[What is being asked] Check each line of the material below, and copy it if it holds the string "watermark".

* start Exercise inputs *

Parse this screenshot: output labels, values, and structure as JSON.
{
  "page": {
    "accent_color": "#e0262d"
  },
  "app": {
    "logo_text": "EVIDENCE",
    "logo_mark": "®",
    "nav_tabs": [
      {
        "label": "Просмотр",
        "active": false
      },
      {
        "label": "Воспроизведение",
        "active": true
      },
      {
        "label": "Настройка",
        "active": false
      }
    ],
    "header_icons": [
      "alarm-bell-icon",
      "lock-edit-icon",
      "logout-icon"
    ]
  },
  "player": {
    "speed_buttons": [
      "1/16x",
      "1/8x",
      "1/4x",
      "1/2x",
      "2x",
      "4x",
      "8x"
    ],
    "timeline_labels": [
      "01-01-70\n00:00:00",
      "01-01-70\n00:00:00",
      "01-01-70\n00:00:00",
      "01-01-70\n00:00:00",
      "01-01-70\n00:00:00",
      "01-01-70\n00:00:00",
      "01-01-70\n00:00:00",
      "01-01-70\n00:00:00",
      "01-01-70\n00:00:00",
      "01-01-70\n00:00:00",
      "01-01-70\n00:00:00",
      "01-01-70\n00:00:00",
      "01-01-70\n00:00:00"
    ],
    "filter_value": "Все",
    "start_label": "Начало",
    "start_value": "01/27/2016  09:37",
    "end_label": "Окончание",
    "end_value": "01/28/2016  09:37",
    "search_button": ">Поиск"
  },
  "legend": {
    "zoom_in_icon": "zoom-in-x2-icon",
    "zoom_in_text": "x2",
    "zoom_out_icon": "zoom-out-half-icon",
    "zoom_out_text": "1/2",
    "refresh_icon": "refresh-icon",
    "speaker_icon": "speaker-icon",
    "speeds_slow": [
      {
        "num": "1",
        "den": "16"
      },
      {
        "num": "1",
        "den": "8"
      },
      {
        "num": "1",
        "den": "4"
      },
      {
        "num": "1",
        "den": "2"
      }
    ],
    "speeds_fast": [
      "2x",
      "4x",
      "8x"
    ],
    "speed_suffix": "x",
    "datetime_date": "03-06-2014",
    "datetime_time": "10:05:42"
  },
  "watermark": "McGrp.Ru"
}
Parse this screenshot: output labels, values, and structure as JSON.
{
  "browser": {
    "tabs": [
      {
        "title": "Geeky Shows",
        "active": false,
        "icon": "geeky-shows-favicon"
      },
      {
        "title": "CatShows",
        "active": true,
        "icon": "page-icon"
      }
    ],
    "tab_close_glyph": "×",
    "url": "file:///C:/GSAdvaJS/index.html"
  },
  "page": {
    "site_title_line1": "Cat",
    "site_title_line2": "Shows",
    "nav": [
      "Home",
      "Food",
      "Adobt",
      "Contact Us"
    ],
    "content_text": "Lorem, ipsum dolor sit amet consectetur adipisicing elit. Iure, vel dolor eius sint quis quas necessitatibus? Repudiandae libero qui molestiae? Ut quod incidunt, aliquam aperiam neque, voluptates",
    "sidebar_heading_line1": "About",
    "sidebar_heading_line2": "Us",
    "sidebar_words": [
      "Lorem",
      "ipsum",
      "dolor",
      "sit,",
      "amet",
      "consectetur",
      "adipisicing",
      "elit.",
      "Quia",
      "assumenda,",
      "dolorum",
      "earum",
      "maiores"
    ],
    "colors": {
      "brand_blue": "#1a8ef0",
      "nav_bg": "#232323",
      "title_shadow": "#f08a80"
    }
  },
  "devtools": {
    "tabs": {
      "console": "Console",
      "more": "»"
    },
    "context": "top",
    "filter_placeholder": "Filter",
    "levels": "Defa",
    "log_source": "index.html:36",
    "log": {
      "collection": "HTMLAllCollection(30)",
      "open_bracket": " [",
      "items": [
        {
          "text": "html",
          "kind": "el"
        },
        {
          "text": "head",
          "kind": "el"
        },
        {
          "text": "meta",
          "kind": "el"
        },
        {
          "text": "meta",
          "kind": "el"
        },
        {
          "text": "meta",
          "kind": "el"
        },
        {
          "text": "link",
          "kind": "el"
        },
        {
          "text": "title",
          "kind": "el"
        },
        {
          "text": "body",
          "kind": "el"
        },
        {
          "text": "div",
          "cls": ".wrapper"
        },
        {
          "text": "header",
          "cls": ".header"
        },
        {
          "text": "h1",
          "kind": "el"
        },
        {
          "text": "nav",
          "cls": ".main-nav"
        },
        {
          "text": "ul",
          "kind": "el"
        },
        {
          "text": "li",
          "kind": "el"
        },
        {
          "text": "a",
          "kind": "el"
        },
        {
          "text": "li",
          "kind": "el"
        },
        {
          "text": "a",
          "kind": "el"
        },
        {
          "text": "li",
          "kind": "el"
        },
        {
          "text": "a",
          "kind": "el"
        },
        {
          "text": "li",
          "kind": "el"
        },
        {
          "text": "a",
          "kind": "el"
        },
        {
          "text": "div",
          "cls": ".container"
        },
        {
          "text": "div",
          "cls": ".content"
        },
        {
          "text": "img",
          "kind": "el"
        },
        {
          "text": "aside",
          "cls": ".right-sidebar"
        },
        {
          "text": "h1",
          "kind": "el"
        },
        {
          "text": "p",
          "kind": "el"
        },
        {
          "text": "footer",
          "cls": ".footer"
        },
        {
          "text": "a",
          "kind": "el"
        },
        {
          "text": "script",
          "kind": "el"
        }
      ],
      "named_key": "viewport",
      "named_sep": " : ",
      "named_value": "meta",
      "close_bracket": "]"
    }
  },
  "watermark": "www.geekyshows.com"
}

* end Exercise inputs *

[Answer to the task]
  "watermark": "McGrp.Ru"
  "watermark": "www.geekyshows.com"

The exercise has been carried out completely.